◆ **Ausgewählter Auszug**
▽

Als der Spuk im Gotteshaus verschwunden war, bin ich bei nun stärkerem Regen Richtung Rheinstetten mit der Straßenbahn zur CampAct-Aktion für den Kopfbahnhof gefahren und habe in der Bahn vier sehr fitte nette junge Frauen getroffen, die ein Seminar in den Messehallen hatten, eigentlich lieber zur CampAct-Aktion gekommen wären und sich sehr für mein Plakat interessierten. Sie hatten Anti-Atomaufkleber dabei. Die Polizei hatte auf Betreiben der Messeleitung oder des Veranstalters (C-Partei) das Gelände weiträumig abgesperrt. Wir standen auf der andern Seite der B36 (wohl 200 bis 300 m von dem eigentlichen Ort des Geschehens entfernt), so dass nicht davon die Rede sein konnte, dass die CDU in ein tiefes schwarzes Loch hätte blicken können, in dem die Milliarden für den Tunnelbahnhof versenkt wurden – gleichwohl eine wunderbare Aktion der wunderbaren Leute von CampAct, zumal die Masken von Mappus und Merkel so täuschend ähnlich waren. Wir waren auch nur wenige Demonstranten, für das Wetter und die Uhrzeit aber war es trotzdem gut und wir waren gewohnt laut – immerhin den Krach sollten die mit ihren Limousinen ankommenden Parteitagsleute gehört haben. Michael Kaufmann hat einen guten Vortrag gehalten. Eine CampAct-Aktivistin hat sich darüber beklagt, dass es ihr bisher nicht gelungen sei, Mappus die Unterschriften für den Erhalt des Kopfbahnhofs zu überreichen. Sie bekam aber den Tipp von einem Mitdemonstranten, dass Mappus in Mühlacker wohnt und auf jeden Fall dort regelmäßig seinen Neujahrsempfang gibt. Heim. In der S-Bahntraf ich eine recht hartgesottene Prolerin aus Aalen! Naja soll es geben!

△

Daten zur Vorhersage von Begrenzungsrahmen

▽

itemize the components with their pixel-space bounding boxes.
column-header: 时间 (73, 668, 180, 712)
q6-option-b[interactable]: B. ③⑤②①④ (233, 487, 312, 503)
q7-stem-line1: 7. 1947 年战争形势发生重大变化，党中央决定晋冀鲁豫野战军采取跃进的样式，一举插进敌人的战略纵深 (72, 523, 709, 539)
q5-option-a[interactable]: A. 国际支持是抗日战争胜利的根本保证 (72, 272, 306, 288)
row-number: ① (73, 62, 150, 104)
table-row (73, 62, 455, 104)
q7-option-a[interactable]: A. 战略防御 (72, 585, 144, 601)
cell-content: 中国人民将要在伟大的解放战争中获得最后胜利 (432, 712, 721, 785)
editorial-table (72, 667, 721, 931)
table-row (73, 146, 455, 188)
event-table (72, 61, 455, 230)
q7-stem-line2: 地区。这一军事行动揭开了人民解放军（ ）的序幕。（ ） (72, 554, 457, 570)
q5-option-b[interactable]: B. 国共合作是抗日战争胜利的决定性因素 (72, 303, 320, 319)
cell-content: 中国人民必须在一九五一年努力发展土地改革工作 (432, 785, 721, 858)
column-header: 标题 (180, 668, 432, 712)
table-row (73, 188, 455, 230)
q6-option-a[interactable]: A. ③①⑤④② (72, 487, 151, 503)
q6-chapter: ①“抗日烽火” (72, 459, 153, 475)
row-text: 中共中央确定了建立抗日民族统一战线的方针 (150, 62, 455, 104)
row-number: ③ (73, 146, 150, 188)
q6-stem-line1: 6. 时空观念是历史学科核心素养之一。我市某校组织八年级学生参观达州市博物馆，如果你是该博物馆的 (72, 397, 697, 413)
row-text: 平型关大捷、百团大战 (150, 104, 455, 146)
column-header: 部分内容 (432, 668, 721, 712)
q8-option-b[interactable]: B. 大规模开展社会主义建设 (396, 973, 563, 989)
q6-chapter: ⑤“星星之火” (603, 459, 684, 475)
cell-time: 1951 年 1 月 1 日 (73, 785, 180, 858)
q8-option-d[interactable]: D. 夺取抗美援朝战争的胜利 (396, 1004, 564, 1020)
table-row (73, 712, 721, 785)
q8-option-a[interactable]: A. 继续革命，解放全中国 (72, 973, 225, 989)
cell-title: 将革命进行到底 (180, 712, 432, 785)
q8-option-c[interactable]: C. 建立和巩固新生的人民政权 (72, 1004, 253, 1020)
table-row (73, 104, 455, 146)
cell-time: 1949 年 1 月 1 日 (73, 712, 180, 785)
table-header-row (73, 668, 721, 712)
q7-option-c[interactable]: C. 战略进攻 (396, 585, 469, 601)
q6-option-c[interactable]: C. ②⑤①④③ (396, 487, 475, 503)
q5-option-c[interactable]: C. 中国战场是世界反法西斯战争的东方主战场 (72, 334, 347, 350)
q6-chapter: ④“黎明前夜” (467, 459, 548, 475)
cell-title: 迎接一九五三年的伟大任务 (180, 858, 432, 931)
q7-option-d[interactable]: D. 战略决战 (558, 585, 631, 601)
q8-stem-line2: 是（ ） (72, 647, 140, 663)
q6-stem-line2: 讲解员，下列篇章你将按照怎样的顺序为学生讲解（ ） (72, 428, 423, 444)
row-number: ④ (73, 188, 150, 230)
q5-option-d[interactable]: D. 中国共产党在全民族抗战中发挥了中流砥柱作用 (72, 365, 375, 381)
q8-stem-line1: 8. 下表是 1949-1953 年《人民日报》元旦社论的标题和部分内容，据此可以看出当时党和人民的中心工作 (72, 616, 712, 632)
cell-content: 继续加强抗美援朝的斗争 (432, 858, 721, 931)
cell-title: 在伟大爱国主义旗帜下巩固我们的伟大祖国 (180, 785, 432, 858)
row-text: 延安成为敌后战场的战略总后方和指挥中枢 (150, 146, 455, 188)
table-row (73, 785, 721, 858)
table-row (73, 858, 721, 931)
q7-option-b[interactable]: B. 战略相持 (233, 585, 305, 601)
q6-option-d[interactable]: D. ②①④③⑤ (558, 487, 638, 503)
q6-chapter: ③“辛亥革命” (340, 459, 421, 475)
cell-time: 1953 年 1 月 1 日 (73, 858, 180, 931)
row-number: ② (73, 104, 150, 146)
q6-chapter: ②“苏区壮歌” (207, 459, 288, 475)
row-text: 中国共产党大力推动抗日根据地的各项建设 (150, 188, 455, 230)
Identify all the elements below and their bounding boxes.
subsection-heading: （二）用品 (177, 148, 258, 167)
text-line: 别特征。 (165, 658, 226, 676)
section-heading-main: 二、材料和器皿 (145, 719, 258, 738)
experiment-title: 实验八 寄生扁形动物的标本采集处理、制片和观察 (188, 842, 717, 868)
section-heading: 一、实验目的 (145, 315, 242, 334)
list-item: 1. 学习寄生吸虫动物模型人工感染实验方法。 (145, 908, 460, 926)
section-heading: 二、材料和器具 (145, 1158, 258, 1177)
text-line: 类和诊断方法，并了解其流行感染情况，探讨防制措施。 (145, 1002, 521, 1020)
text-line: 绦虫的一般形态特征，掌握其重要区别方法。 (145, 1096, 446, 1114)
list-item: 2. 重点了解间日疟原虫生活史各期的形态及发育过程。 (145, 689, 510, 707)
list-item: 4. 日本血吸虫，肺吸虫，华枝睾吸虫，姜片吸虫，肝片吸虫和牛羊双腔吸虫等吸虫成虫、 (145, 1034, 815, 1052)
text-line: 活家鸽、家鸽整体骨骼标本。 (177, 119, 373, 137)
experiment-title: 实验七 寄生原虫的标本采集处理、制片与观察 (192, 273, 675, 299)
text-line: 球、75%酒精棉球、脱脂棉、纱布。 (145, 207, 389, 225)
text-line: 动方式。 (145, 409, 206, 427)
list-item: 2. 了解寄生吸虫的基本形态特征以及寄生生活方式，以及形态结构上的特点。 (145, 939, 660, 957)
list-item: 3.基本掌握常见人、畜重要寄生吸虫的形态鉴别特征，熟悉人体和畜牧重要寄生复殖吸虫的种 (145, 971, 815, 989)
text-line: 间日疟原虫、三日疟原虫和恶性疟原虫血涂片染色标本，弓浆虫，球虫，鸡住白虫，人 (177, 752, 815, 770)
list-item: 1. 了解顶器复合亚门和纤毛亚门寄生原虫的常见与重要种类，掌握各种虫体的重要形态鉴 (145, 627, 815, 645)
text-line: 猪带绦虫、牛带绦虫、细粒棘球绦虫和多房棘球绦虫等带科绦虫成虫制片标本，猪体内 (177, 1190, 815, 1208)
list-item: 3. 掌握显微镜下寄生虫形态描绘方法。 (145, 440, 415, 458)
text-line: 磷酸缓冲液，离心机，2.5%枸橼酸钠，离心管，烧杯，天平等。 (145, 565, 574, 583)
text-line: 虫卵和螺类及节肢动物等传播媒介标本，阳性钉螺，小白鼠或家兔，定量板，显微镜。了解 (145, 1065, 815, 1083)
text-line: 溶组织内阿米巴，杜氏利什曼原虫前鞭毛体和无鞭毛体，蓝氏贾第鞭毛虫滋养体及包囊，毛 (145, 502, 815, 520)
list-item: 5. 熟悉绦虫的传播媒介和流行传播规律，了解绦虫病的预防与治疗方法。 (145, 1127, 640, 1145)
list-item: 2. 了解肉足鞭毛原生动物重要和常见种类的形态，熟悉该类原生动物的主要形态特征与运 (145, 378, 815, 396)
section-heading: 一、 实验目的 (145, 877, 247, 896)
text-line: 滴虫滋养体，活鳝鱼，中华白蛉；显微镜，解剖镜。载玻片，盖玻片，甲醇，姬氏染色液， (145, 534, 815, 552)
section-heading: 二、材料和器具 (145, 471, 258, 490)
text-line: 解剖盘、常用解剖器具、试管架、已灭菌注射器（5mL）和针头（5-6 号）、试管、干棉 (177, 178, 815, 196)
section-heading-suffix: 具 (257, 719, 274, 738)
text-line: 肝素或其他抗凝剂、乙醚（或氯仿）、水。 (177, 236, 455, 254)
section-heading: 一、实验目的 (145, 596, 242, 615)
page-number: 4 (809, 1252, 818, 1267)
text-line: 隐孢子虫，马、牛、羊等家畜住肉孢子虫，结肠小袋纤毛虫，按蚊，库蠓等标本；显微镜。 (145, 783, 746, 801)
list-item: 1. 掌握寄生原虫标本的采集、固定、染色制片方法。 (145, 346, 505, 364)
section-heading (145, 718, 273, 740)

△

◆ **Zu bearbeitende Aufgabe**
Bitte geben Sie an, was die vier jungen Frauen aus der Straßenbahn laut dem Auszug über die CampAct-Aktion dabeihatten. Die Einträge spielen hierbei keine Rolle.

◆ **Ergebnis der Aufgabe**
Sie hatten Anti-Atomaufkleber dabei.